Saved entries

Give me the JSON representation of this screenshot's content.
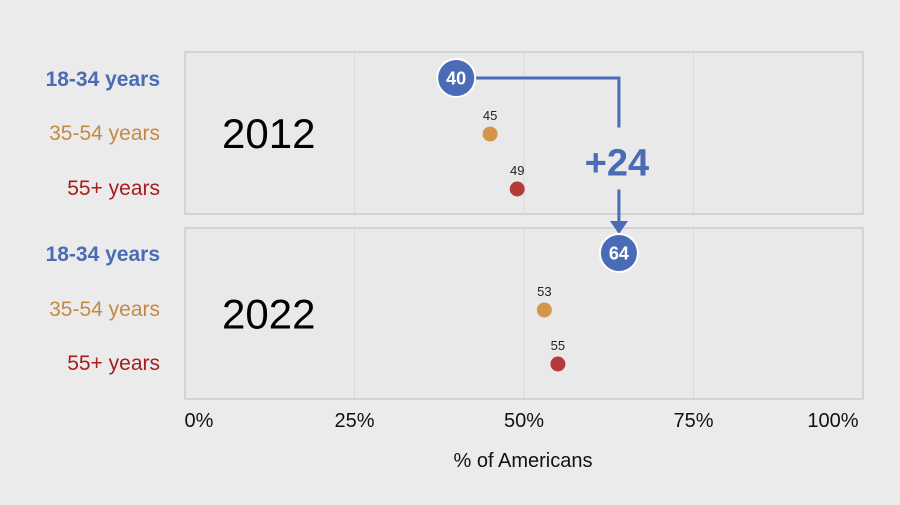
{
  "colors": {
    "young": "#4a6bb5",
    "middle": "#d2954a",
    "older": "#b53a3a",
    "middle_text": "#c48a45",
    "older_text": "#a71d1d"
  },
  "chart_data": {
    "type": "scatter",
    "xlabel": "% of Americans",
    "xlim": [
      0,
      100
    ],
    "x_ticks": [
      "0%",
      "25%",
      "50%",
      "75%",
      "100%"
    ],
    "x_tick_values": [
      0,
      25,
      50,
      75,
      100
    ],
    "categories": [
      "18-34 years",
      "35-54 years",
      "55+ years"
    ],
    "panels": [
      {
        "year": "2012",
        "points": [
          {
            "group": "18-34 years",
            "value": 40,
            "label": "40"
          },
          {
            "group": "35-54 years",
            "value": 45,
            "label": "45"
          },
          {
            "group": "55+ years",
            "value": 49,
            "label": "49"
          }
        ]
      },
      {
        "year": "2022",
        "points": [
          {
            "group": "18-34 years",
            "value": 64,
            "label": "64"
          },
          {
            "group": "35-54 years",
            "value": 53,
            "label": "53"
          },
          {
            "group": "55+ years",
            "value": 55,
            "label": "55"
          }
        ]
      }
    ],
    "annotation": {
      "text": "+24",
      "from": 40,
      "to": 64,
      "group": "18-34 years"
    }
  }
}
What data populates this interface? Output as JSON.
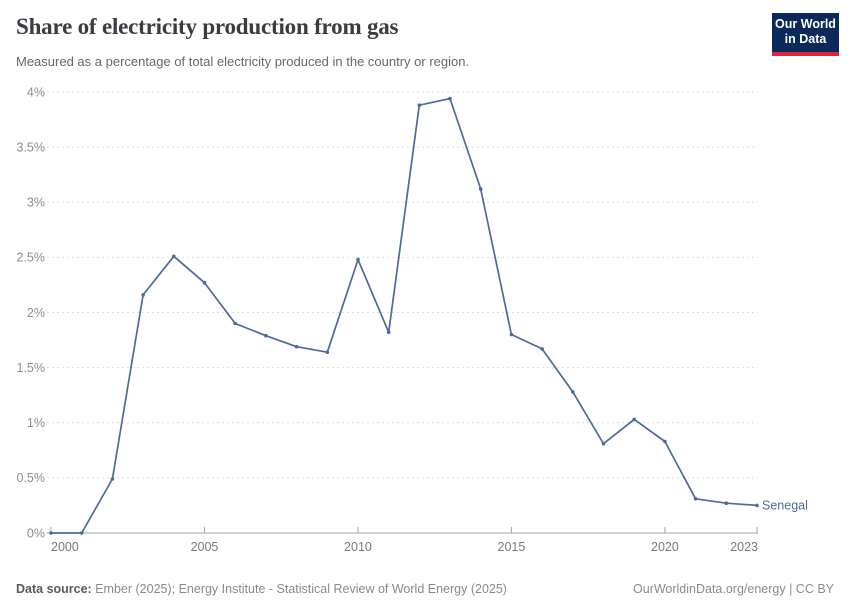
{
  "header": {
    "title": "Share of electricity production from gas",
    "subtitle": "Measured as a percentage of total electricity produced in the country or region.",
    "logo": {
      "line1": "Our World",
      "line2": "in Data",
      "bg_color": "#0B2A5B",
      "accent_color": "#E0243C"
    }
  },
  "chart_data": {
    "type": "line",
    "title": "Share of electricity production from gas",
    "subtitle": "Measured as a percentage of total electricity produced in the country or region.",
    "x": [
      2000,
      2001,
      2002,
      2003,
      2004,
      2005,
      2006,
      2007,
      2008,
      2009,
      2010,
      2011,
      2012,
      2013,
      2014,
      2015,
      2016,
      2017,
      2018,
      2019,
      2020,
      2021,
      2022,
      2023
    ],
    "series": [
      {
        "name": "Senegal",
        "color": "#4C6A9C",
        "values": [
          0,
          0,
          0.49,
          2.16,
          2.51,
          2.27,
          1.9,
          1.79,
          1.69,
          1.64,
          2.48,
          1.82,
          3.88,
          3.94,
          3.12,
          1.8,
          1.67,
          1.28,
          0.81,
          1.03,
          0.83,
          0.31,
          0.27,
          0.25
        ]
      }
    ],
    "xlim": [
      2000,
      2023
    ],
    "ylim": [
      0,
      4
    ],
    "xlabel": "",
    "ylabel": "",
    "y_ticks": [
      {
        "value": 0,
        "label": "0%"
      },
      {
        "value": 0.5,
        "label": "0.5%"
      },
      {
        "value": 1,
        "label": "1%"
      },
      {
        "value": 1.5,
        "label": "1.5%"
      },
      {
        "value": 2,
        "label": "2%"
      },
      {
        "value": 2.5,
        "label": "2.5%"
      },
      {
        "value": 3,
        "label": "3%"
      },
      {
        "value": 3.5,
        "label": "3.5%"
      },
      {
        "value": 4,
        "label": "4%"
      }
    ],
    "x_ticks": [
      {
        "value": 2000,
        "label": "2000"
      },
      {
        "value": 2005,
        "label": "2005"
      },
      {
        "value": 2010,
        "label": "2010"
      },
      {
        "value": 2015,
        "label": "2015"
      },
      {
        "value": 2020,
        "label": "2020"
      },
      {
        "value": 2023,
        "label": "2023"
      }
    ],
    "grid": "horizontal-dashed",
    "legend_position": "end-of-line-label",
    "colors": {
      "gridline": "#dedede",
      "axis_line": "#a6a6a6",
      "y_tick_label": "#8c8c8c",
      "x_tick_label": "#787878"
    }
  },
  "footer": {
    "source_label": "Data source:",
    "source_text": " Ember (2025); Energy Institute - Statistical Review of World Energy (2025)",
    "credit": "OurWorldinData.org/energy | CC BY"
  }
}
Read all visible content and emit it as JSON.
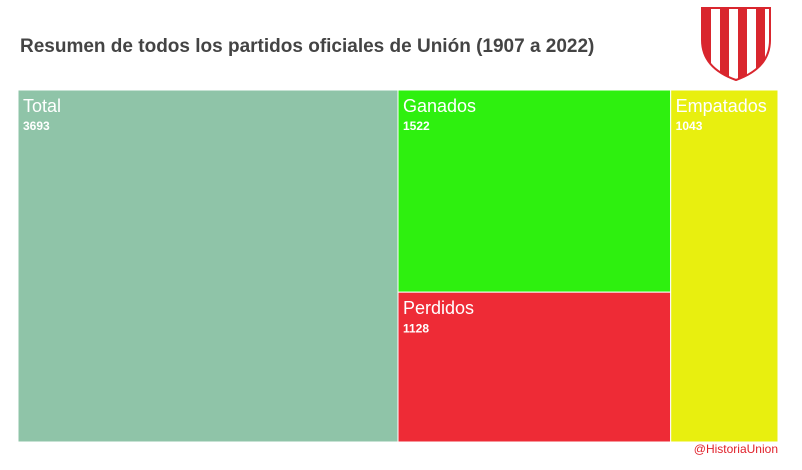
{
  "chart_data": {
    "type": "treemap",
    "title": "Resumen de todos los partidos oficiales de Unión (1907 a 2022)",
    "categories": [
      "Total",
      "Ganados",
      "Perdidos",
      "Empatados"
    ],
    "values": [
      3693,
      1522,
      1128,
      1043
    ],
    "colors": [
      "#8fc4a8",
      "#2ef00f",
      "#ee2b36",
      "#e8ef0f"
    ],
    "source": "@HistoriaUnion"
  }
}
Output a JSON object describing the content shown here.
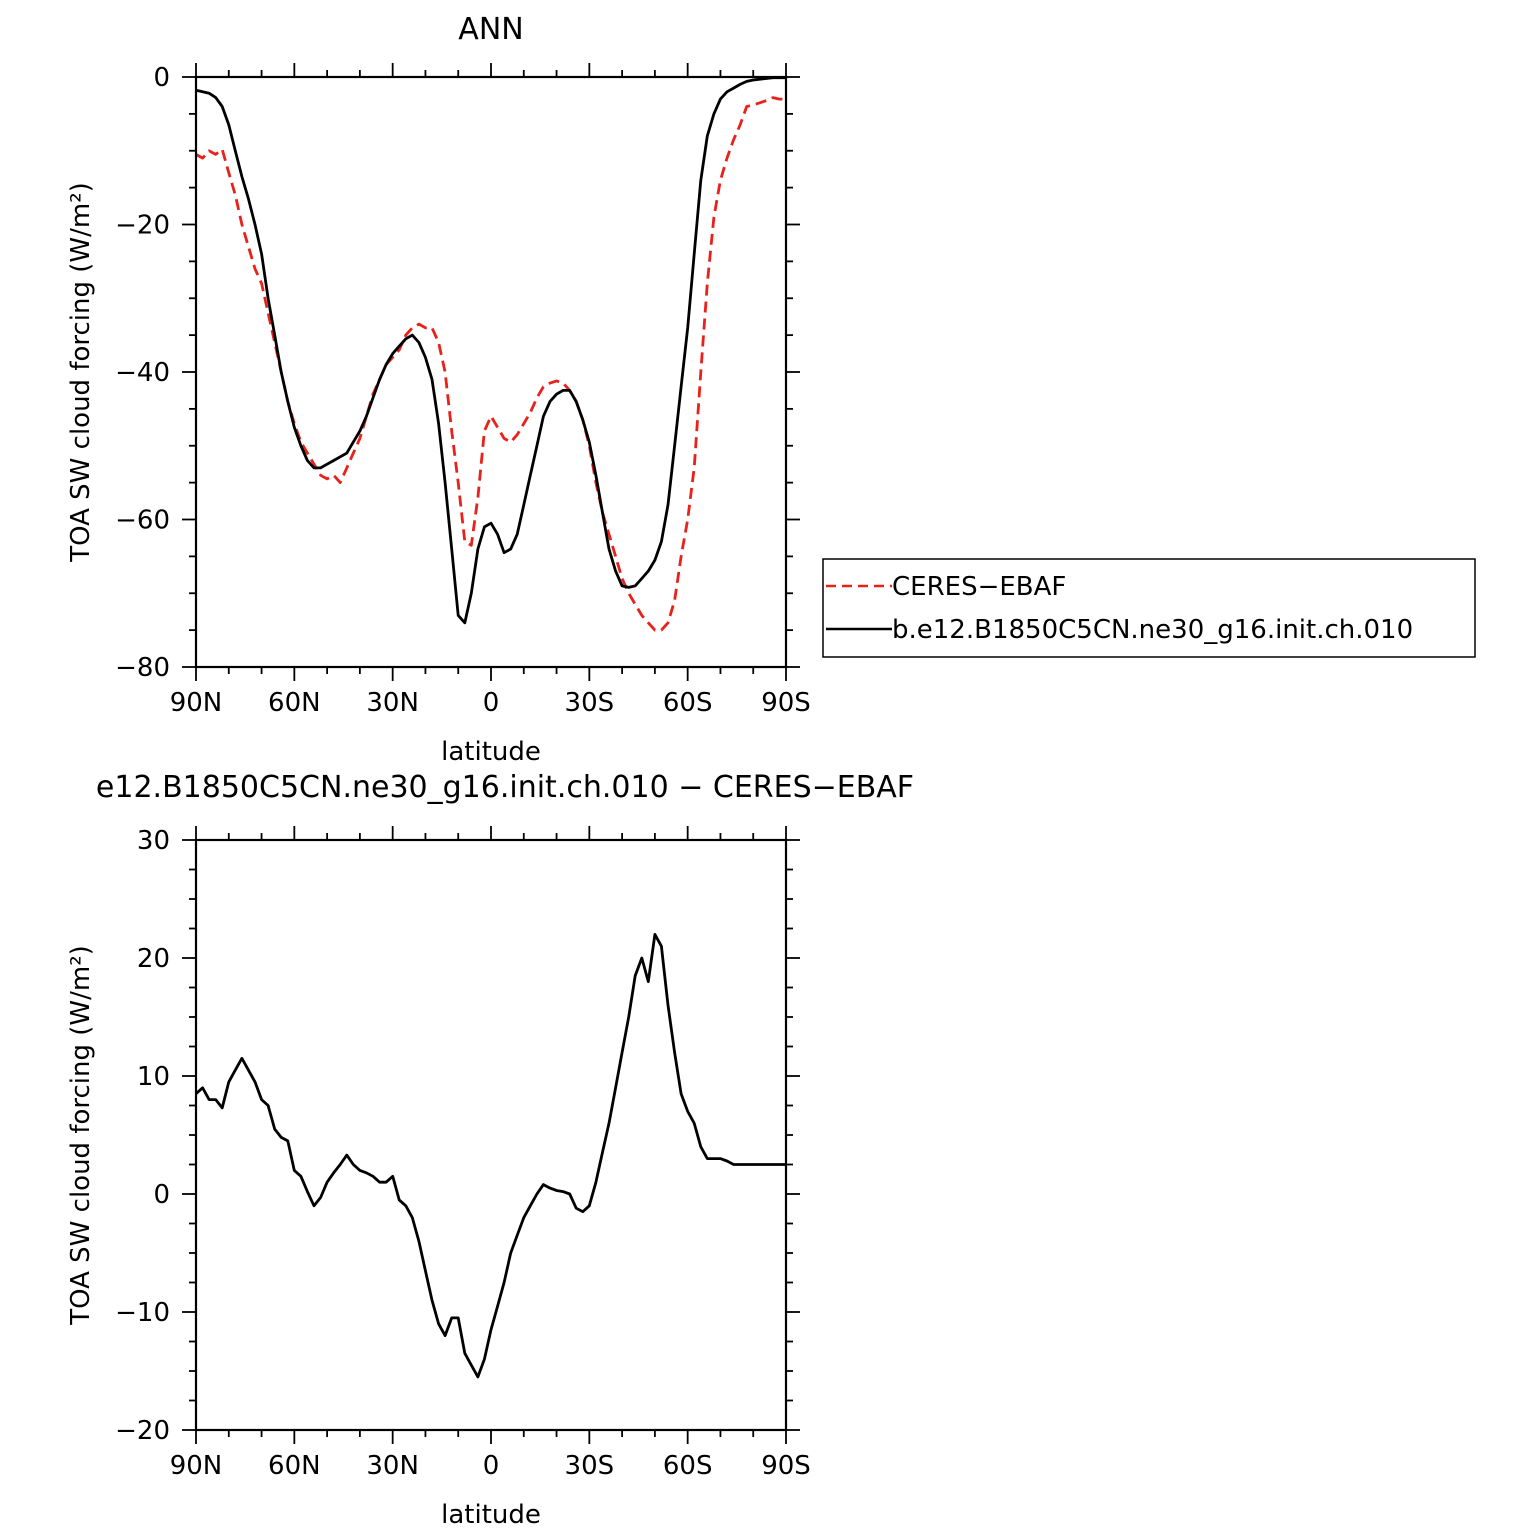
{
  "colors": {
    "ceres": "#e8221b",
    "model": "#000000",
    "axis": "#000000"
  },
  "legend": {
    "entries": [
      {
        "label": "CERES−EBAF",
        "color": "#e8221b",
        "dash": "dashed"
      },
      {
        "label": "b.e12.B1850C5CN.ne30_g16.init.ch.010",
        "color": "#000000",
        "dash": "solid"
      }
    ],
    "position": "right-of-top-panel"
  },
  "chart_data": [
    {
      "type": "line",
      "title": "ANN",
      "xlabel": "latitude",
      "ylabel": "TOA SW cloud forcing (W/m²)",
      "xlim": [
        90,
        -90
      ],
      "ylim": [
        -80,
        0
      ],
      "x_ticks": [
        {
          "value": 90,
          "label": "90N"
        },
        {
          "value": 60,
          "label": "60N"
        },
        {
          "value": 30,
          "label": "30N"
        },
        {
          "value": 0,
          "label": "0"
        },
        {
          "value": -30,
          "label": "30S"
        },
        {
          "value": -60,
          "label": "60S"
        },
        {
          "value": -90,
          "label": "90S"
        }
      ],
      "y_ticks": [
        {
          "value": 0,
          "label": "0"
        },
        {
          "value": -20,
          "label": "−20"
        },
        {
          "value": -40,
          "label": "−40"
        },
        {
          "value": -60,
          "label": "−60"
        },
        {
          "value": -80,
          "label": "−80"
        }
      ],
      "grid": false,
      "series": [
        {
          "name": "CERES−EBAF",
          "color": "#e8221b",
          "dash": "dashed",
          "x": [
            90,
            88,
            86,
            84,
            82,
            80,
            78,
            76,
            74,
            72,
            70,
            68,
            66,
            64,
            62,
            60,
            58,
            56,
            54,
            52,
            50,
            48,
            46,
            44,
            42,
            40,
            38,
            36,
            34,
            32,
            30,
            28,
            26,
            24,
            22,
            20,
            18,
            16,
            14,
            12,
            10,
            8,
            6,
            4,
            2,
            0,
            -2,
            -4,
            -6,
            -8,
            -10,
            -12,
            -14,
            -16,
            -18,
            -20,
            -22,
            -24,
            -26,
            -28,
            -30,
            -32,
            -34,
            -36,
            -38,
            -40,
            -42,
            -44,
            -46,
            -48,
            -50,
            -52,
            -54,
            -56,
            -58,
            -60,
            -62,
            -64,
            -66,
            -68,
            -70,
            -72,
            -74,
            -76,
            -78,
            -80,
            -82,
            -84,
            -86,
            -88,
            -90
          ],
          "y": [
            -10.5,
            -11,
            -10,
            -10.5,
            -9.8,
            -13,
            -16,
            -20,
            -23,
            -26,
            -28,
            -32,
            -36,
            -40,
            -44,
            -47,
            -49.5,
            -51,
            -52.5,
            -54,
            -54.5,
            -54,
            -55,
            -53,
            -51,
            -49,
            -46,
            -43,
            -41,
            -39,
            -38,
            -37,
            -35,
            -34,
            -33.5,
            -34,
            -34,
            -36,
            -40,
            -48,
            -55,
            -63,
            -63.5,
            -57,
            -48,
            -46,
            -47.5,
            -49,
            -49.5,
            -48.5,
            -47,
            -45.5,
            -43.5,
            -42,
            -41.5,
            -41.2,
            -41.5,
            -42.5,
            -44,
            -46.5,
            -50,
            -55,
            -59,
            -62,
            -65,
            -68,
            -70,
            -71.5,
            -73,
            -74,
            -75,
            -75,
            -74,
            -71,
            -65,
            -60,
            -53,
            -40,
            -28,
            -19,
            -14,
            -11,
            -8.5,
            -6.5,
            -4,
            -3.8,
            -3.5,
            -3.2,
            -2.8,
            -3,
            -3
          ]
        },
        {
          "name": "b.e12.B1850C5CN.ne30_g16.init.ch.010",
          "color": "#000000",
          "dash": "solid",
          "x": [
            90,
            88,
            86,
            84,
            82,
            80,
            78,
            76,
            74,
            72,
            70,
            68,
            66,
            64,
            62,
            60,
            58,
            56,
            54,
            52,
            50,
            48,
            46,
            44,
            42,
            40,
            38,
            36,
            34,
            32,
            30,
            28,
            26,
            24,
            22,
            20,
            18,
            16,
            14,
            12,
            10,
            8,
            6,
            4,
            2,
            0,
            -2,
            -4,
            -6,
            -8,
            -10,
            -12,
            -14,
            -16,
            -18,
            -20,
            -22,
            -24,
            -26,
            -28,
            -30,
            -32,
            -34,
            -36,
            -38,
            -40,
            -42,
            -44,
            -46,
            -48,
            -50,
            -52,
            -54,
            -56,
            -58,
            -60,
            -62,
            -64,
            -66,
            -68,
            -70,
            -72,
            -74,
            -76,
            -78,
            -80,
            -82,
            -84,
            -86,
            -88,
            -90
          ],
          "y": [
            -1.8,
            -2,
            -2.2,
            -2.8,
            -4,
            -6.5,
            -10,
            -13.5,
            -16.5,
            -20,
            -24,
            -30,
            -35,
            -40,
            -44,
            -47.5,
            -50,
            -52,
            -53,
            -53,
            -52.5,
            -52,
            -51.5,
            -51,
            -49.5,
            -48,
            -46,
            -43.5,
            -41,
            -39,
            -37.5,
            -36.5,
            -35.5,
            -35,
            -36,
            -38,
            -41,
            -47,
            -55,
            -64,
            -73,
            -74,
            -70,
            -64,
            -61,
            -60.5,
            -62,
            -64.5,
            -64,
            -62,
            -58,
            -54,
            -50,
            -46,
            -44,
            -43,
            -42.5,
            -42.5,
            -44,
            -46.5,
            -49.5,
            -54,
            -59,
            -64,
            -67,
            -69,
            -69.2,
            -69,
            -68,
            -67,
            -65.5,
            -63,
            -58,
            -50,
            -42,
            -34,
            -24,
            -14,
            -8,
            -5,
            -3,
            -2,
            -1.5,
            -1,
            -0.6,
            -0.4,
            -0.3,
            -0.2,
            -0.1,
            -0.1,
            -0.1
          ]
        }
      ]
    },
    {
      "type": "line",
      "title": "e12.B1850C5CN.ne30_g16.init.ch.010 − CERES−EBAF",
      "xlabel": "latitude",
      "ylabel": "TOA SW cloud forcing (W/m²)",
      "xlim": [
        90,
        -90
      ],
      "ylim": [
        -20,
        30
      ],
      "x_ticks": [
        {
          "value": 90,
          "label": "90N"
        },
        {
          "value": 60,
          "label": "60N"
        },
        {
          "value": 30,
          "label": "30N"
        },
        {
          "value": 0,
          "label": "0"
        },
        {
          "value": -30,
          "label": "30S"
        },
        {
          "value": -60,
          "label": "60S"
        },
        {
          "value": -90,
          "label": "90S"
        }
      ],
      "y_ticks": [
        {
          "value": 30,
          "label": "30"
        },
        {
          "value": 20,
          "label": "20"
        },
        {
          "value": 10,
          "label": "10"
        },
        {
          "value": 0,
          "label": "0"
        },
        {
          "value": -10,
          "label": "−10"
        },
        {
          "value": -20,
          "label": "−20"
        }
      ],
      "grid": false,
      "series": [
        {
          "color": "#000000",
          "dash": "solid",
          "x": [
            90,
            88,
            86,
            84,
            82,
            80,
            78,
            76,
            74,
            72,
            70,
            68,
            66,
            64,
            62,
            60,
            58,
            56,
            54,
            52,
            50,
            48,
            46,
            44,
            42,
            40,
            38,
            36,
            34,
            32,
            30,
            28,
            26,
            24,
            22,
            20,
            18,
            16,
            14,
            12,
            10,
            8,
            6,
            4,
            2,
            0,
            -2,
            -4,
            -6,
            -8,
            -10,
            -12,
            -14,
            -16,
            -18,
            -20,
            -22,
            -24,
            -26,
            -28,
            -30,
            -32,
            -34,
            -36,
            -38,
            -40,
            -42,
            -44,
            -46,
            -48,
            -50,
            -52,
            -54,
            -56,
            -58,
            -60,
            -62,
            -64,
            -66,
            -68,
            -70,
            -72,
            -74,
            -76,
            -78,
            -80,
            -82,
            -84,
            -86,
            -88,
            -90
          ],
          "y": [
            8.5,
            9,
            8,
            8,
            7.3,
            9.5,
            10.5,
            11.5,
            10.5,
            9.5,
            8,
            7.5,
            5.5,
            4.8,
            4.5,
            2,
            1.5,
            0.2,
            -1,
            -0.3,
            1,
            1.8,
            2.5,
            3.3,
            2.5,
            2,
            1.8,
            1.5,
            1,
            1,
            1.5,
            -0.5,
            -1,
            -2,
            -4,
            -6.5,
            -9,
            -11,
            -12,
            -10.5,
            -10.5,
            -13.5,
            -14.5,
            -15.5,
            -14,
            -11.5,
            -9.5,
            -7.5,
            -5,
            -3.5,
            -2,
            -1,
            0,
            0.8,
            0.5,
            0.3,
            0.2,
            0,
            -1.2,
            -1.5,
            -1,
            1,
            3.5,
            6,
            9,
            12,
            15,
            18.5,
            20,
            18,
            22,
            21,
            16,
            12,
            8.5,
            7,
            6,
            4,
            3,
            3,
            3,
            2.8,
            2.5,
            2.5,
            2.5,
            2.5,
            2.5,
            2.5,
            2.5,
            2.5,
            2.5
          ]
        }
      ]
    }
  ]
}
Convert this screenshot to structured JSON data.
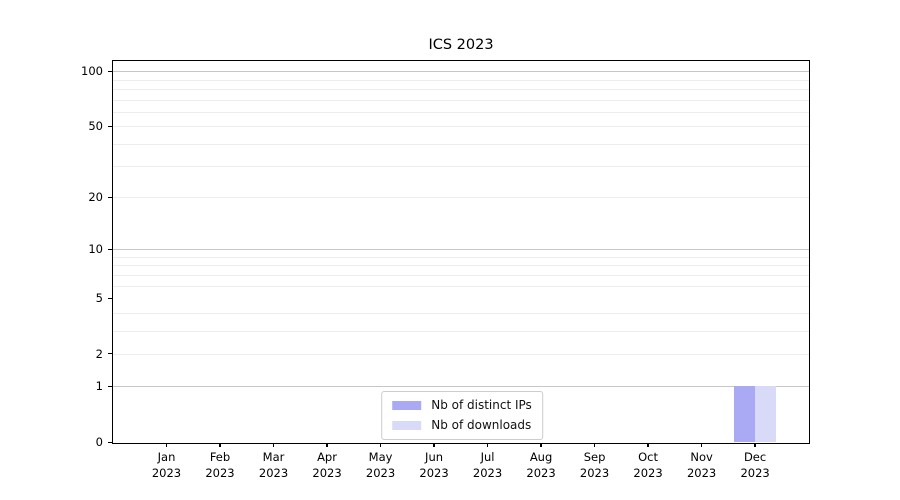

**To do:**
Working from the material above, state how many lines contain "screenshot"; give only the number.

**Output of the task:**
2